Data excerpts
★ ★ ★ ★ ★
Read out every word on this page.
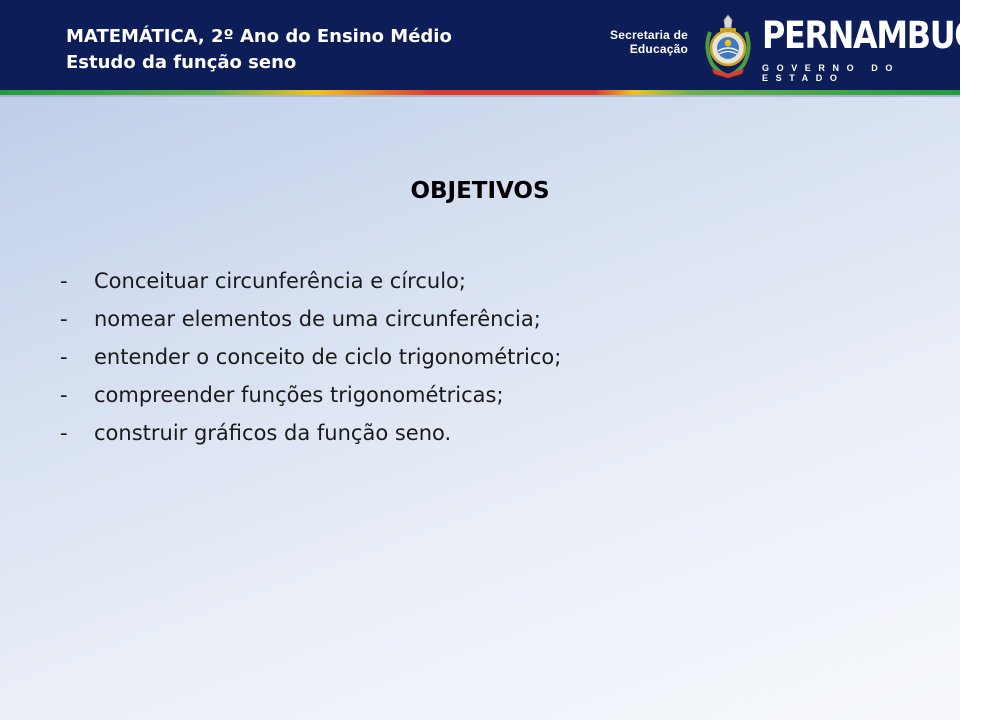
MATEMÁTICA, 2º Ano do Ensino Médio
Estudo da função seno
Secretaria de
Educação PERNAMBUCO
GOVERNO DO ESTADO
OBJETIVOS
-	Conceituar circunferência e círculo;
-	nomear elementos de uma circunferência;
-	entender o conceito de ciclo trigonométrico;
-	compreender funções trigonométricas;
-	construir gráficos da função seno.
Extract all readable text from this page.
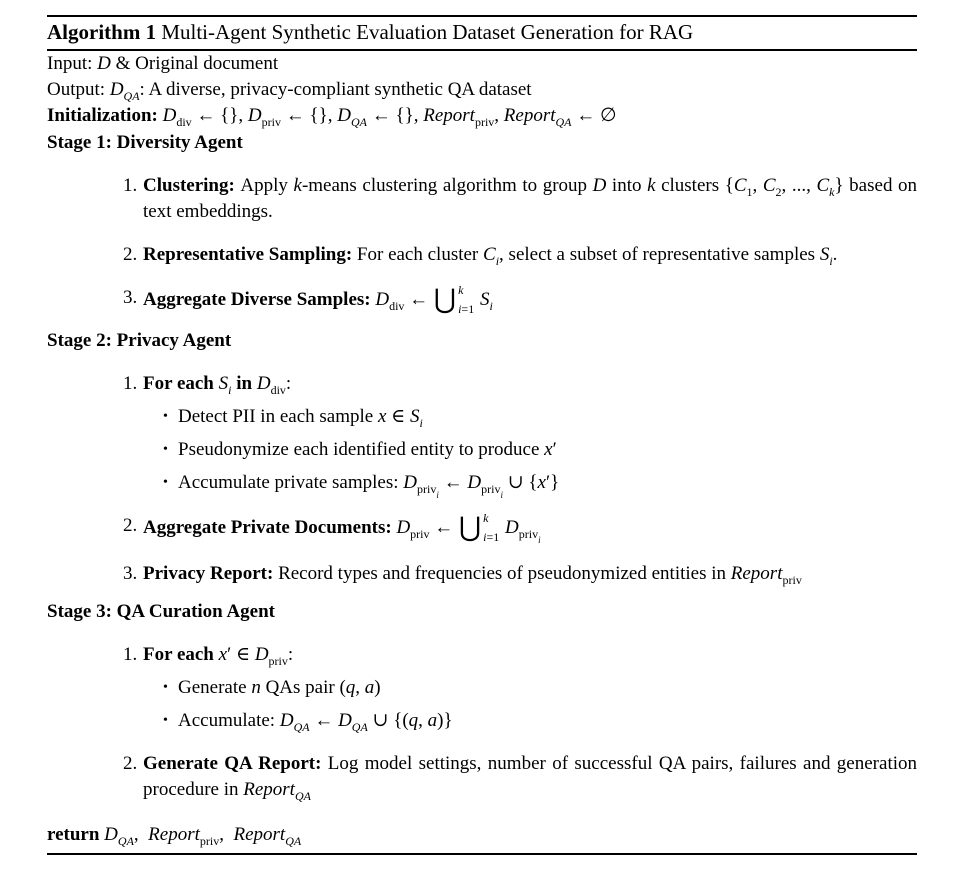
Algorithm 1 Multi-Agent Synthetic Evaluation Dataset Generation for RAG
Input: D & Original document
Output: $D_{QA}$: A diverse, privacy-compliant synthetic QA dataset
Initialization: $D_{div}$ ← {}, $D_{priv}$ ← {}, $D_{QA}$ ← {}, Report$_{priv}$, Report$_{QA}$ ← ∅
Stage 1: Diversity Agent
1. Clustering: Apply k-means clustering algorithm to group D into k clusters {$C_1$, $C_2$, ..., $C_k$} based on text embeddings.
2. Representative Sampling: For each cluster $C_i$, select a subset of representative samples $S_i$.
3. Aggregate Diverse Samples: $D_{div}$ ← ⋃ k
i=1 $S_i$
Stage 2: Privacy Agent
1. For each $S_i$ in $D_{div}$:
• Detect PII in each sample x ∈ $S_i$
• Pseudonymize each identified entity to produce x′
• Accumulate private samples: $D_{priv_i}$ ← $D_{priv_i}$ ∪ {x′}
2. Aggregate Private Documents: $D_{priv}$ ← ⋃ k
i=1 $D_{priv_i}$
3. Privacy Report: Record types and frequencies of pseudonymized entities in Report$_{priv}$
Stage 3: QA Curation Agent
1. For each x′ ∈ $D_{priv}$:
• Generate n QAs pair (q, a)
• Accumulate: $D_{QA}$ ← $D_{QA}$ ∪ {(q, a)}
2. Generate QA Report: Log model settings, number of successful QA pairs, failures and generation procedure in Report$_{QA}$
return $D_{QA}$, Report$_{priv}$, Report$_{QA}$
★ ★ ★ ★ ★
Instruction: Without the pictures, extract every entry verbatim.

Finished exercise:
Read out every word on this page.
MATEMÁTICA, 2º Ano do Ensino Médio
Estudo da função seno
Secretaria de
Educação PERNAMBUCO
GOVERNO DO ESTADO
OBJETIVOS
-	Conceituar circunferência e círculo;
-	nomear elementos de uma circunferência;
-	entender o conceito de ciclo trigonométrico;
-	compreender funções trigonométricas;
-	construir gráficos da função seno.
Extract all readable text from this page.
Algorithm 1 Multi-Agent Synthetic Evaluation Dataset Generation for RAG
Input: D & Original document
Output: $D_{QA}$: A diverse, privacy-compliant synthetic QA dataset
Initialization: $D_{div}$ ← {}, $D_{priv}$ ← {}, $D_{QA}$ ← {}, Report$_{priv}$, Report$_{QA}$ ← ∅
Stage 1: Diversity Agent
1. Clustering: Apply k-means clustering algorithm to group D into k clusters {$C_1$, $C_2$, ..., $C_k$} based on text embeddings.
2. Representative Sampling: For each cluster $C_i$, select a subset of representative samples $S_i$.
3. Aggregate Diverse Samples: $D_{div}$ ← ⋃ k
i=1 $S_i$
Stage 2: Privacy Agent
1. For each $S_i$ in $D_{div}$:
• Detect PII in each sample x ∈ $S_i$
• Pseudonymize each identified entity to produce x′
• Accumulate private samples: $D_{priv_i}$ ← $D_{priv_i}$ ∪ {x′}
2. Aggregate Private Documents: $D_{priv}$ ← ⋃ k
i=1 $D_{priv_i}$
3. Privacy Report: Record types and frequencies of pseudonymized entities in Report$_{priv}$
Stage 3: QA Curation Agent
1. For each x′ ∈ $D_{priv}$:
• Generate n QAs pair (q, a)
• Accumulate: $D_{QA}$ ← $D_{QA}$ ∪ {(q, a)}
2. Generate QA Report: Log model settings, number of successful QA pairs, failures and generation procedure in Report$_{QA}$
return $D_{QA}$, Report$_{priv}$, Report$_{QA}$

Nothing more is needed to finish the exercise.